■ WHAT IS EXPECTED
State how many lines hold the string "index". Give the number and nothing else.

■ DATA LINES

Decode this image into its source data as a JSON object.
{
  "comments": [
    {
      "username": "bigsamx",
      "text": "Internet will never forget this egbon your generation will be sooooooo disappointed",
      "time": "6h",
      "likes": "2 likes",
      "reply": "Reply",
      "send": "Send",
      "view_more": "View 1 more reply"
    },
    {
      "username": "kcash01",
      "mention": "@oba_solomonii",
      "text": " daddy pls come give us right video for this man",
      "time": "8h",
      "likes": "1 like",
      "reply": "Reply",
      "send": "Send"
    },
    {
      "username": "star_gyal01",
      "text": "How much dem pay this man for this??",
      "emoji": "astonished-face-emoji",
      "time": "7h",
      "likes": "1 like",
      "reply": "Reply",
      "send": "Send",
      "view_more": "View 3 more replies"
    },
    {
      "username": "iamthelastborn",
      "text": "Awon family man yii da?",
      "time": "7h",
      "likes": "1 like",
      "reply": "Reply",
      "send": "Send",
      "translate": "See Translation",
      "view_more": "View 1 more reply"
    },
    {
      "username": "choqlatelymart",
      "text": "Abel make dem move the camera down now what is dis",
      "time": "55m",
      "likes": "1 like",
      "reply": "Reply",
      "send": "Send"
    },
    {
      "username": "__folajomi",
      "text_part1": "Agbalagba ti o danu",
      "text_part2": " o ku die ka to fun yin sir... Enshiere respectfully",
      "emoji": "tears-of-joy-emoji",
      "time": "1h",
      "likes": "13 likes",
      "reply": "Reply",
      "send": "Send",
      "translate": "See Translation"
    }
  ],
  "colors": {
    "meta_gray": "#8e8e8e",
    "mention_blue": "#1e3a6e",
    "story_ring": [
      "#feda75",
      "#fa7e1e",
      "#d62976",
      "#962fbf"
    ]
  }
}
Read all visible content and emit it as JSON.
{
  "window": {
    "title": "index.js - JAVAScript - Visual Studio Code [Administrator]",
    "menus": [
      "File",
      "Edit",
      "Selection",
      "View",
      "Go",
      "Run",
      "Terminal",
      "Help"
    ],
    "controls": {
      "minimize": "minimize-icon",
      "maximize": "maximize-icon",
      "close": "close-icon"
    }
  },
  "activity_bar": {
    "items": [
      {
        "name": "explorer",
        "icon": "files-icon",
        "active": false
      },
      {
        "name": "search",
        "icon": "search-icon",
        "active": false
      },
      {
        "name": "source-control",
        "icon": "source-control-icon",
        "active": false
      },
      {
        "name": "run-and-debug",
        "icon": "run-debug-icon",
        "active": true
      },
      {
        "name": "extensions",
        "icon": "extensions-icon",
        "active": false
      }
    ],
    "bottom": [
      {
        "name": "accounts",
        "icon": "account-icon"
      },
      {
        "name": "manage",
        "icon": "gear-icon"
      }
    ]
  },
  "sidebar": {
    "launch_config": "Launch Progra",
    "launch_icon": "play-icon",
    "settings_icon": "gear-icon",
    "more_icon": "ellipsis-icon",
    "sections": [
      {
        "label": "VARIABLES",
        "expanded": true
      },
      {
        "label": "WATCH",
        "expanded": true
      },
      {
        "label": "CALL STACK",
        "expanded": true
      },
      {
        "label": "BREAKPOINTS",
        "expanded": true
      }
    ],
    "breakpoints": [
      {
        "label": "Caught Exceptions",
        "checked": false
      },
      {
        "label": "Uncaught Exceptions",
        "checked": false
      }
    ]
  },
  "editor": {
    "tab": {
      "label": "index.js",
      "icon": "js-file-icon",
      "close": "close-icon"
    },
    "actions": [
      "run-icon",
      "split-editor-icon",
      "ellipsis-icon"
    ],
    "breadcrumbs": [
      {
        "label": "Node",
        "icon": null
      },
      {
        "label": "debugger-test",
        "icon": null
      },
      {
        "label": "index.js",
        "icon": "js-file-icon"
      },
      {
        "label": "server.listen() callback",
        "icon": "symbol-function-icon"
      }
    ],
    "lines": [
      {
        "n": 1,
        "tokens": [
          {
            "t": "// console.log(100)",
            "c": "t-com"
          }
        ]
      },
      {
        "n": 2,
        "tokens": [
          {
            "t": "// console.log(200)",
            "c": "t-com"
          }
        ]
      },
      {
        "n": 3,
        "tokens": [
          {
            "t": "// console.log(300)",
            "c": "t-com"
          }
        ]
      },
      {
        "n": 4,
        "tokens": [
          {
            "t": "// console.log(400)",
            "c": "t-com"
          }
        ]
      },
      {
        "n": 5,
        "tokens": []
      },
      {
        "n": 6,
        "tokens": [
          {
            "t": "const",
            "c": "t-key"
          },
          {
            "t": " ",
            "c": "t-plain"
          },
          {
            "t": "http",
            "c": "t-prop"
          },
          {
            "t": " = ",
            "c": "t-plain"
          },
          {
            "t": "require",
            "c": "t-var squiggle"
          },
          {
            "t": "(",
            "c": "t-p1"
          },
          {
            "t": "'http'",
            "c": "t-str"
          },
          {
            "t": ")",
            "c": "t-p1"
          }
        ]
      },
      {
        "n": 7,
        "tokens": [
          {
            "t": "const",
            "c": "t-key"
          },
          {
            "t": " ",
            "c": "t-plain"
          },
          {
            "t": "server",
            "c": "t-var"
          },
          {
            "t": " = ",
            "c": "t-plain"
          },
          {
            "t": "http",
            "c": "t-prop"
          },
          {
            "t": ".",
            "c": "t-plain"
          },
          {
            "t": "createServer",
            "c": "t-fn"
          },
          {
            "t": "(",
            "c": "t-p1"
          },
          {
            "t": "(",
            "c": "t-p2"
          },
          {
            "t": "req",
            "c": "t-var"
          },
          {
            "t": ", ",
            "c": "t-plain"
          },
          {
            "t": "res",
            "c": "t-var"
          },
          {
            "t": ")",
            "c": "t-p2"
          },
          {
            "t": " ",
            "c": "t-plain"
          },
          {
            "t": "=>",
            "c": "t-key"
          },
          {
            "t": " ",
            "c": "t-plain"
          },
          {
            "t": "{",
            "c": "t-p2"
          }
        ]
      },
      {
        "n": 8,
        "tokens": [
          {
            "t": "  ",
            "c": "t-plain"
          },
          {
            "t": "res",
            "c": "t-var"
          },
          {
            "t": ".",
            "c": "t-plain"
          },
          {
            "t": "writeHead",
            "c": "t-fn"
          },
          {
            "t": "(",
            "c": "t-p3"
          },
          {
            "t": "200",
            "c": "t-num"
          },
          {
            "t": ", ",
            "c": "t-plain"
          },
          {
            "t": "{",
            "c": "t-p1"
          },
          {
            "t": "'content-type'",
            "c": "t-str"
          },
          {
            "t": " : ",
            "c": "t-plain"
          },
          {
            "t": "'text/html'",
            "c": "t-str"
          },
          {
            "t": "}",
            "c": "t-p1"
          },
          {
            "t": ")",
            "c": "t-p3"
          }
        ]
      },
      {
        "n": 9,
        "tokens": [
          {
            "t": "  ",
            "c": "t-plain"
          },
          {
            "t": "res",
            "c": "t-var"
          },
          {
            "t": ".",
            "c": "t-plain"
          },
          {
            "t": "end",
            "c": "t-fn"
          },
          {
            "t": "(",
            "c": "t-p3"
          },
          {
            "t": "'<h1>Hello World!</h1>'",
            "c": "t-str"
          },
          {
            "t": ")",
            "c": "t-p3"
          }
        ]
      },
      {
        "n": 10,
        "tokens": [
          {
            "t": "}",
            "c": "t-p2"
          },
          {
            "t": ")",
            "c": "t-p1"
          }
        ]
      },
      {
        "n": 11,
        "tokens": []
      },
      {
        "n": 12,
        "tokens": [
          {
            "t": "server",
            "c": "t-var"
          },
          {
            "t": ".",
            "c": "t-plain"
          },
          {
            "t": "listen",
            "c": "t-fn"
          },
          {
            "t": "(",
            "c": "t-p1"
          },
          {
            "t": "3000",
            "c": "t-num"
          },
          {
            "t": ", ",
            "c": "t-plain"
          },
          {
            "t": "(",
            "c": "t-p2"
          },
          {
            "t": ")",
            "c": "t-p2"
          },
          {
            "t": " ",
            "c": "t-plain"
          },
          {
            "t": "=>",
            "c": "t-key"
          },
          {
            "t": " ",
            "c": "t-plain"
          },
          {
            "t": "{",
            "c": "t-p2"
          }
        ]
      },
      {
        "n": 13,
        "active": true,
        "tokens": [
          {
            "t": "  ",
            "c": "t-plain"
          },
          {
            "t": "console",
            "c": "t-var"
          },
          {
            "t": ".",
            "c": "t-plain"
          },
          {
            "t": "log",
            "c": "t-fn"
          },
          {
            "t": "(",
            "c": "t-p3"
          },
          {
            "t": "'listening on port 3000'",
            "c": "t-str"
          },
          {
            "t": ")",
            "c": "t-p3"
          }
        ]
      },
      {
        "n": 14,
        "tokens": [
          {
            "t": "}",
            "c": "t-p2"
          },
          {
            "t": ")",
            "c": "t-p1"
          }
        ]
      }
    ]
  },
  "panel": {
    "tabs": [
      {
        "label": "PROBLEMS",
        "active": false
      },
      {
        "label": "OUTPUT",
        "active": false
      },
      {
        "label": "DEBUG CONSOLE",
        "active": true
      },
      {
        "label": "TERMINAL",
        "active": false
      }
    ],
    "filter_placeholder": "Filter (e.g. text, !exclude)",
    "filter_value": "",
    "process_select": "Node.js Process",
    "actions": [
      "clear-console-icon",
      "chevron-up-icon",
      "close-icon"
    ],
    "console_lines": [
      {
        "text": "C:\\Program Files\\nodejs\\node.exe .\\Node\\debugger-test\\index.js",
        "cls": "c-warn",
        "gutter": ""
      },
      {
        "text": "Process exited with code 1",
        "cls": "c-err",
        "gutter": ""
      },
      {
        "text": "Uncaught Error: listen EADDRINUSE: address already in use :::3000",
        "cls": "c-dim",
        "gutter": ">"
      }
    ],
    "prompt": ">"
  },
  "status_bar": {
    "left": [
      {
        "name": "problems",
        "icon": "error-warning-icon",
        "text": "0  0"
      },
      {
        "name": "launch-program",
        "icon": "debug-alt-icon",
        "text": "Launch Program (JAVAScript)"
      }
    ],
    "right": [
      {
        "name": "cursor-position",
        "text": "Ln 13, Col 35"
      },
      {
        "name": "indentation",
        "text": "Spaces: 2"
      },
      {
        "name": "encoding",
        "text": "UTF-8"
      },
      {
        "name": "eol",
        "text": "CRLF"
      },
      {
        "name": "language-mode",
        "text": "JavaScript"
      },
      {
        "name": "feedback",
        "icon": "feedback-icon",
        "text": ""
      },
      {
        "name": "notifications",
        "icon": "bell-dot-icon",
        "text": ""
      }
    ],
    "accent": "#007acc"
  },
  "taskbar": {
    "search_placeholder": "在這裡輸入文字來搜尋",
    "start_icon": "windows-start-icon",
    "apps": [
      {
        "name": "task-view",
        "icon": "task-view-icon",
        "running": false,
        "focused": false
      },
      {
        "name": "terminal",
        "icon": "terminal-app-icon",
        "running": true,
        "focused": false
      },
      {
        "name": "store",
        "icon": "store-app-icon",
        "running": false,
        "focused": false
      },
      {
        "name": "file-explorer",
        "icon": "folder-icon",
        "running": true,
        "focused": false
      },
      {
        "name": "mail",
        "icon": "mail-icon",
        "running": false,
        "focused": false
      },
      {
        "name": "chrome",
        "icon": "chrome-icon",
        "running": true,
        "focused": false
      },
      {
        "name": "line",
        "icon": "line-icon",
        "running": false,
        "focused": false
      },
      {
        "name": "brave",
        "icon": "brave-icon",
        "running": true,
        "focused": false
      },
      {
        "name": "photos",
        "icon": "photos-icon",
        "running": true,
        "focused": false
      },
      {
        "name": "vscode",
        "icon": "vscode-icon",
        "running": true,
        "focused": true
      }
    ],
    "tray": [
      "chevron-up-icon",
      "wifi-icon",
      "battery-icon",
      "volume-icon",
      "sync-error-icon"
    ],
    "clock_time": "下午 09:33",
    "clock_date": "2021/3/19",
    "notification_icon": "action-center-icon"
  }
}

■ ANSWER FOR THE TASK
4